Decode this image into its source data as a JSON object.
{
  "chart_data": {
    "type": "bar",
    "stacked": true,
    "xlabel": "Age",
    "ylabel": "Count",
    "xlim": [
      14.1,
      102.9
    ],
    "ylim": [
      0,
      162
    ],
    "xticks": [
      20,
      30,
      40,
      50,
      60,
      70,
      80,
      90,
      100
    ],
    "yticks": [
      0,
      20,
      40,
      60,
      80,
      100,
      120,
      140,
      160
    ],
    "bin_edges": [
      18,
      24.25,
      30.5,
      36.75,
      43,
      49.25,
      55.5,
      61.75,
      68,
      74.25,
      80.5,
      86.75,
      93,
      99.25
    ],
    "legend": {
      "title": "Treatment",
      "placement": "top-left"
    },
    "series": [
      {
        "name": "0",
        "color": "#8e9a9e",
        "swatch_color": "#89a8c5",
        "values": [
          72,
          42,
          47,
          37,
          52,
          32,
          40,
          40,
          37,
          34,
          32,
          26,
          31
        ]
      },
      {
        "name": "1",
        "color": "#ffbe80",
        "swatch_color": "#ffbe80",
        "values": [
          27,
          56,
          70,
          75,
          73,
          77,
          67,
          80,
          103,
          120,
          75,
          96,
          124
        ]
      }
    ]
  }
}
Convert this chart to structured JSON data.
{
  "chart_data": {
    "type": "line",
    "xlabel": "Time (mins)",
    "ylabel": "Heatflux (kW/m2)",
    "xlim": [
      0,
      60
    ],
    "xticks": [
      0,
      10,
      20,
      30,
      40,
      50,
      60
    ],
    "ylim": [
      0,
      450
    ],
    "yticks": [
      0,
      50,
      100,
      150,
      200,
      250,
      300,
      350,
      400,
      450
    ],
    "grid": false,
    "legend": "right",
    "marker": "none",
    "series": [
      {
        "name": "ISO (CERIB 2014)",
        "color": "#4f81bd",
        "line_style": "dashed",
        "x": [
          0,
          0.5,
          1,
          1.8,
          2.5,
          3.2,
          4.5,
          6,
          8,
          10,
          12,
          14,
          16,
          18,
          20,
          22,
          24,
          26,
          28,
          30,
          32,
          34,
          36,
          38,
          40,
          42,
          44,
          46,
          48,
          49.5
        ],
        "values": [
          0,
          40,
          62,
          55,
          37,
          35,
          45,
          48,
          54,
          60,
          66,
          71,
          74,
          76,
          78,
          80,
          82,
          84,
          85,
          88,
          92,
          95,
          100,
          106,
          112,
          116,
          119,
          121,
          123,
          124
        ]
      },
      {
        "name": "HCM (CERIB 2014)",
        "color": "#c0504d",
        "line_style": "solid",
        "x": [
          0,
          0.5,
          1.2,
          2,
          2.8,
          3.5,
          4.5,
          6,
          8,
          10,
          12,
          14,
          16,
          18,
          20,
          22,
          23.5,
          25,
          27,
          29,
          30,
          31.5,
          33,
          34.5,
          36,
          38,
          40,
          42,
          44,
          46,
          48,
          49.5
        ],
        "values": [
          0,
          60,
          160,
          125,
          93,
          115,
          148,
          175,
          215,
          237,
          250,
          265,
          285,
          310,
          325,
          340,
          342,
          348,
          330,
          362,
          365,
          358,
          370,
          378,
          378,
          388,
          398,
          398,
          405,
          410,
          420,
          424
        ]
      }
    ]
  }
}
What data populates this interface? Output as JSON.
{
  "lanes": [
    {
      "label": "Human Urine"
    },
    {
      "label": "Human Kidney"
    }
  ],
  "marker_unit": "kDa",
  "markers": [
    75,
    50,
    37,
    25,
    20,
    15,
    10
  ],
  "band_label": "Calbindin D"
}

○ ○ ○ ○

- _WRITTEN REQUEST_
Make an exact copy of the data above.

- _RESPONSE TO THIS TASK_
Decode this image into its source data as a JSON object.
{
  "chart_data": {
    "type": "bar",
    "stacked": true,
    "xlabel": "Age",
    "ylabel": "Count",
    "xlim": [
      14.1,
      102.9
    ],
    "ylim": [
      0,
      162
    ],
    "xticks": [
      20,
      30,
      40,
      50,
      60,
      70,
      80,
      90,
      100
    ],
    "yticks": [
      0,
      20,
      40,
      60,
      80,
      100,
      120,
      140,
      160
    ],
    "bin_edges": [
      18,
      24.25,
      30.5,
      36.75,
      43,
      49.25,
      55.5,
      61.75,
      68,
      74.25,
      80.5,
      86.75,
      93,
      99.25
    ],
    "legend": {
      "title": "Treatment",
      "placement": "top-left"
    },
    "series": [
      {
        "name": "0",
        "color": "#8e9a9e",
        "swatch_color": "#89a8c5",
        "values": [
          72,
          42,
          47,
          37,
          52,
          32,
          40,
          40,
          37,
          34,
          32,
          26,
          31
        ]
      },
      {
        "name": "1",
        "color": "#ffbe80",
        "swatch_color": "#ffbe80",
        "values": [
          27,
          56,
          70,
          75,
          73,
          77,
          67,
          80,
          103,
          120,
          75,
          96,
          124
        ]
      }
    ]
  }
}
Convert this chart to structured JSON data.
{
  "chart_data": {
    "type": "line",
    "xlabel": "Time (mins)",
    "ylabel": "Heatflux (kW/m2)",
    "xlim": [
      0,
      60
    ],
    "xticks": [
      0,
      10,
      20,
      30,
      40,
      50,
      60
    ],
    "ylim": [
      0,
      450
    ],
    "yticks": [
      0,
      50,
      100,
      150,
      200,
      250,
      300,
      350,
      400,
      450
    ],
    "grid": false,
    "legend": "right",
    "marker": "none",
    "series": [
      {
        "name": "ISO (CERIB 2014)",
        "color": "#4f81bd",
        "line_style": "dashed",
        "x": [
          0,
          0.5,
          1,
          1.8,
          2.5,
          3.2,
          4.5,
          6,
          8,
          10,
          12,
          14,
          16,
          18,
          20,
          22,
          24,
          26,
          28,
          30,
          32,
          34,
          36,
          38,
          40,
          42,
          44,
          46,
          48,
          49.5
        ],
        "values": [
          0,
          40,
          62,
          55,
          37,
          35,
          45,
          48,
          54,
          60,
          66,
          71,
          74,
          76,
          78,
          80,
          82,
          84,
          85,
          88,
          92,
          95,
          100,
          106,
          112,
          116,
          119,
          121,
          123,
          124
        ]
      },
      {
        "name": "HCM (CERIB 2014)",
        "color": "#c0504d",
        "line_style": "solid",
        "x": [
          0,
          0.5,
          1.2,
          2,
          2.8,
          3.5,
          4.5,
          6,
          8,
          10,
          12,
          14,
          16,
          18,
          20,
          22,
          23.5,
          25,
          27,
          29,
          30,
          31.5,
          33,
          34.5,
          36,
          38,
          40,
          42,
          44,
          46,
          48,
          49.5
        ],
        "values": [
          0,
          60,
          160,
          125,
          93,
          115,
          148,
          175,
          215,
          237,
          250,
          265,
          285,
          310,
          325,
          340,
          342,
          348,
          330,
          362,
          365,
          358,
          370,
          378,
          378,
          388,
          398,
          398,
          405,
          410,
          420,
          424
        ]
      }
    ]
  }
}
What data populates this interface? Output as JSON.
{
  "lanes": [
    {
      "label": "Human Urine"
    },
    {
      "label": "Human Kidney"
    }
  ],
  "marker_unit": "kDa",
  "markers": [
    75,
    50,
    37,
    25,
    20,
    15,
    10
  ],
  "band_label": "Calbindin D"
}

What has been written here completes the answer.